— begin Material provided —

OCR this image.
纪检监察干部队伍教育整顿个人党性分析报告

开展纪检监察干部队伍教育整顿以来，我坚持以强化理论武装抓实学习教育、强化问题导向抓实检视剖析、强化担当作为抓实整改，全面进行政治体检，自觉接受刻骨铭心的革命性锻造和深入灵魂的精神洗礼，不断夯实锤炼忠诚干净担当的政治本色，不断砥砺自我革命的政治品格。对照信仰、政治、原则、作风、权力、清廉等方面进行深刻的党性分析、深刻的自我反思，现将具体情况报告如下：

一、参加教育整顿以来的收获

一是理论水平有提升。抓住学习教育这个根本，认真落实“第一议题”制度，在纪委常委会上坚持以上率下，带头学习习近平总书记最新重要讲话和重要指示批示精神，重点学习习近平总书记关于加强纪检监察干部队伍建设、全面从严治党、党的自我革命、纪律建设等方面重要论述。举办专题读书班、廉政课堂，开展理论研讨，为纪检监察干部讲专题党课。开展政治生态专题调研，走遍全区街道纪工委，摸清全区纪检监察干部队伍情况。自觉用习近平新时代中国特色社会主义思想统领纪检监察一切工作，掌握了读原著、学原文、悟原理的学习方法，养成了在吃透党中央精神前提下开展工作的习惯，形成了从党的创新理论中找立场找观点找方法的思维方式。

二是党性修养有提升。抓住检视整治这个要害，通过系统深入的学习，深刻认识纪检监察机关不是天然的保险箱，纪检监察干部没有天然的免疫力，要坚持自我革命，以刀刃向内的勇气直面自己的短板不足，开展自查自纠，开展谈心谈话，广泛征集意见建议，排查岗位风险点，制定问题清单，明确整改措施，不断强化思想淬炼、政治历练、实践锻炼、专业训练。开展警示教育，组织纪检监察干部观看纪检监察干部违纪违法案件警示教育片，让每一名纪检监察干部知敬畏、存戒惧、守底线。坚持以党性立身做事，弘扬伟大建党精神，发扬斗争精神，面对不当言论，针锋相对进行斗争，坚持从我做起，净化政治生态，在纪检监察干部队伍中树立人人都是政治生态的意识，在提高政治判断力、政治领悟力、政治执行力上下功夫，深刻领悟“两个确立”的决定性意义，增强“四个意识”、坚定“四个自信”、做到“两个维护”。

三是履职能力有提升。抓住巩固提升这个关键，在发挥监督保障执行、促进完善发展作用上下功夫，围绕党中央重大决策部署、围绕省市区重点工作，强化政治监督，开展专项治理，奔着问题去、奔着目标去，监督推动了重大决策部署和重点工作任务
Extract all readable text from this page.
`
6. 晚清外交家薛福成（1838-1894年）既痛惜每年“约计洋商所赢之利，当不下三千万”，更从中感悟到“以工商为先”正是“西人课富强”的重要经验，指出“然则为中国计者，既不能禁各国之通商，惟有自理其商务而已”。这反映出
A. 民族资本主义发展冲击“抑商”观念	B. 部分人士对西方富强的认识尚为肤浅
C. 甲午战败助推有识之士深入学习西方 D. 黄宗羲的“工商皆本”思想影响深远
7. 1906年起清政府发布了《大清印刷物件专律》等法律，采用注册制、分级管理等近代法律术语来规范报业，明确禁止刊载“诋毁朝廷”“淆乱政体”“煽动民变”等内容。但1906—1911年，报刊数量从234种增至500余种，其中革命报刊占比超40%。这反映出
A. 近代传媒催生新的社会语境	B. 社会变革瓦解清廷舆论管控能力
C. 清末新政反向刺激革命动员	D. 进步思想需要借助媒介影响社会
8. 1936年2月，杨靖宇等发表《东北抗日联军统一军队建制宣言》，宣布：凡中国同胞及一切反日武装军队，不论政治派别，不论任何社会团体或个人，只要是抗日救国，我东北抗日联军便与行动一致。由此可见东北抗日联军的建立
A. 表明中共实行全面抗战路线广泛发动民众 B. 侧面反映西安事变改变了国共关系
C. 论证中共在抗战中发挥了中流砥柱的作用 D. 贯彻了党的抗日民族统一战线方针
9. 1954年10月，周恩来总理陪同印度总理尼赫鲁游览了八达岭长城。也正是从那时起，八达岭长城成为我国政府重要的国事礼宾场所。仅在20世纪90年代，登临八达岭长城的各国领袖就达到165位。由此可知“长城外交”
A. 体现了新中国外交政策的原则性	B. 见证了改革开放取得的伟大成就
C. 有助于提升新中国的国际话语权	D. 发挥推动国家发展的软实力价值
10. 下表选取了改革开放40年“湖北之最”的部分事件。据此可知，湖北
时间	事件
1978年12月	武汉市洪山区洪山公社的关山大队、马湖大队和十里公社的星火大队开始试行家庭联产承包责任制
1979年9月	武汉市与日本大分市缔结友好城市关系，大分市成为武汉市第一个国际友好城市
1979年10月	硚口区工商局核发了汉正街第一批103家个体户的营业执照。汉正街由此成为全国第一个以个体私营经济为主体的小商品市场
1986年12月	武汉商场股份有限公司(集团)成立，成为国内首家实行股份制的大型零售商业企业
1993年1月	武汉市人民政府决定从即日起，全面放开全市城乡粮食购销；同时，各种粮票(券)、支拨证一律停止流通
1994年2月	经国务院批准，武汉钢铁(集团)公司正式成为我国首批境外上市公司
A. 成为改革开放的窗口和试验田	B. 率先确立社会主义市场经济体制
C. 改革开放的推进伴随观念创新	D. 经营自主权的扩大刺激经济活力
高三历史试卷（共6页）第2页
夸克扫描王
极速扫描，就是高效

— end Material provided —

_Exercise brief_.
Every line above should be written out again exactly as it stands.

_Task answer_.
OCR this image.
纪检监察干部队伍教育整顿个人党性分析报告

开展纪检监察干部队伍教育整顿以来，我坚持以强化理论武装抓实学习教育、强化问题导向抓实检视剖析、强化担当作为抓实整改，全面进行政治体检，自觉接受刻骨铭心的革命性锻造和深入灵魂的精神洗礼，不断夯实锤炼忠诚干净担当的政治本色，不断砥砺自我革命的政治品格。对照信仰、政治、原则、作风、权力、清廉等方面进行深刻的党性分析、深刻的自我反思，现将具体情况报告如下：

一、参加教育整顿以来的收获

一是理论水平有提升。抓住学习教育这个根本，认真落实“第一议题”制度，在纪委常委会上坚持以上率下，带头学习习近平总书记最新重要讲话和重要指示批示精神，重点学习习近平总书记关于加强纪检监察干部队伍建设、全面从严治党、党的自我革命、纪律建设等方面重要论述。举办专题读书班、廉政课堂，开展理论研讨，为纪检监察干部讲专题党课。开展政治生态专题调研，走遍全区街道纪工委，摸清全区纪检监察干部队伍情况。自觉用习近平新时代中国特色社会主义思想统领纪检监察一切工作，掌握了读原著、学原文、悟原理的学习方法，养成了在吃透党中央精神前提下开展工作的习惯，形成了从党的创新理论中找立场找观点找方法的思维方式。

二是党性修养有提升。抓住检视整治这个要害，通过系统深入的学习，深刻认识纪检监察机关不是天然的保险箱，纪检监察干部没有天然的免疫力，要坚持自我革命，以刀刃向内的勇气直面自己的短板不足，开展自查自纠，开展谈心谈话，广泛征集意见建议，排查岗位风险点，制定问题清单，明确整改措施，不断强化思想淬炼、政治历练、实践锻炼、专业训练。开展警示教育，组织纪检监察干部观看纪检监察干部违纪违法案件警示教育片，让每一名纪检监察干部知敬畏、存戒惧、守底线。坚持以党性立身做事，弘扬伟大建党精神，发扬斗争精神，面对不当言论，针锋相对进行斗争，坚持从我做起，净化政治生态，在纪检监察干部队伍中树立人人都是政治生态的意识，在提高政治判断力、政治领悟力、政治执行力上下功夫，深刻领悟“两个确立”的决定性意义，增强“四个意识”、坚定“四个自信”、做到“两个维护”。

三是履职能力有提升。抓住巩固提升这个关键，在发挥监督保障执行、促进完善发展作用上下功夫，围绕党中央重大决策部署、围绕省市区重点工作，强化政治监督，开展专项治理，奔着问题去、奔着目标去，监督推动了重大决策部署和重点工作任务
Extract all readable text from this page.
`
6. 晚清外交家薛福成（1838-1894年）既痛惜每年“约计洋商所赢之利，当不下三千万”，更从中感悟到“以工商为先”正是“西人课富强”的重要经验，指出“然则为中国计者，既不能禁各国之通商，惟有自理其商务而已”。这反映出
A. 民族资本主义发展冲击“抑商”观念	B. 部分人士对西方富强的认识尚为肤浅
C. 甲午战败助推有识之士深入学习西方 D. 黄宗羲的“工商皆本”思想影响深远
7. 1906年起清政府发布了《大清印刷物件专律》等法律，采用注册制、分级管理等近代法律术语来规范报业，明确禁止刊载“诋毁朝廷”“淆乱政体”“煽动民变”等内容。但1906—1911年，报刊数量从234种增至500余种，其中革命报刊占比超40%。这反映出
A. 近代传媒催生新的社会语境	B. 社会变革瓦解清廷舆论管控能力
C. 清末新政反向刺激革命动员	D. 进步思想需要借助媒介影响社会
8. 1936年2月，杨靖宇等发表《东北抗日联军统一军队建制宣言》，宣布：凡中国同胞及一切反日武装军队，不论政治派别，不论任何社会团体或个人，只要是抗日救国，我东北抗日联军便与行动一致。由此可见东北抗日联军的建立
A. 表明中共实行全面抗战路线广泛发动民众 B. 侧面反映西安事变改变了国共关系
C. 论证中共在抗战中发挥了中流砥柱的作用 D. 贯彻了党的抗日民族统一战线方针
9. 1954年10月，周恩来总理陪同印度总理尼赫鲁游览了八达岭长城。也正是从那时起，八达岭长城成为我国政府重要的国事礼宾场所。仅在20世纪90年代，登临八达岭长城的各国领袖就达到165位。由此可知“长城外交”
A. 体现了新中国外交政策的原则性	B. 见证了改革开放取得的伟大成就
C. 有助于提升新中国的国际话语权	D. 发挥推动国家发展的软实力价值
10. 下表选取了改革开放40年“湖北之最”的部分事件。据此可知，湖北
时间	事件
1978年12月	武汉市洪山区洪山公社的关山大队、马湖大队和十里公社的星火大队开始试行家庭联产承包责任制
1979年9月	武汉市与日本大分市缔结友好城市关系，大分市成为武汉市第一个国际友好城市
1979年10月	硚口区工商局核发了汉正街第一批103家个体户的营业执照。汉正街由此成为全国第一个以个体私营经济为主体的小商品市场
1986年12月	武汉商场股份有限公司(集团)成立，成为国内首家实行股份制的大型零售商业企业
1993年1月	武汉市人民政府决定从即日起，全面放开全市城乡粮食购销；同时，各种粮票(券)、支拨证一律停止流通
1994年2月	经国务院批准，武汉钢铁(集团)公司正式成为我国首批境外上市公司
A. 成为改革开放的窗口和试验田	B. 率先确立社会主义市场经济体制
C. 改革开放的推进伴随观念创新	D. 经营自主权的扩大刺激经济活力
高三历史试卷（共6页）第2页
夸克扫描王
极速扫描，就是高效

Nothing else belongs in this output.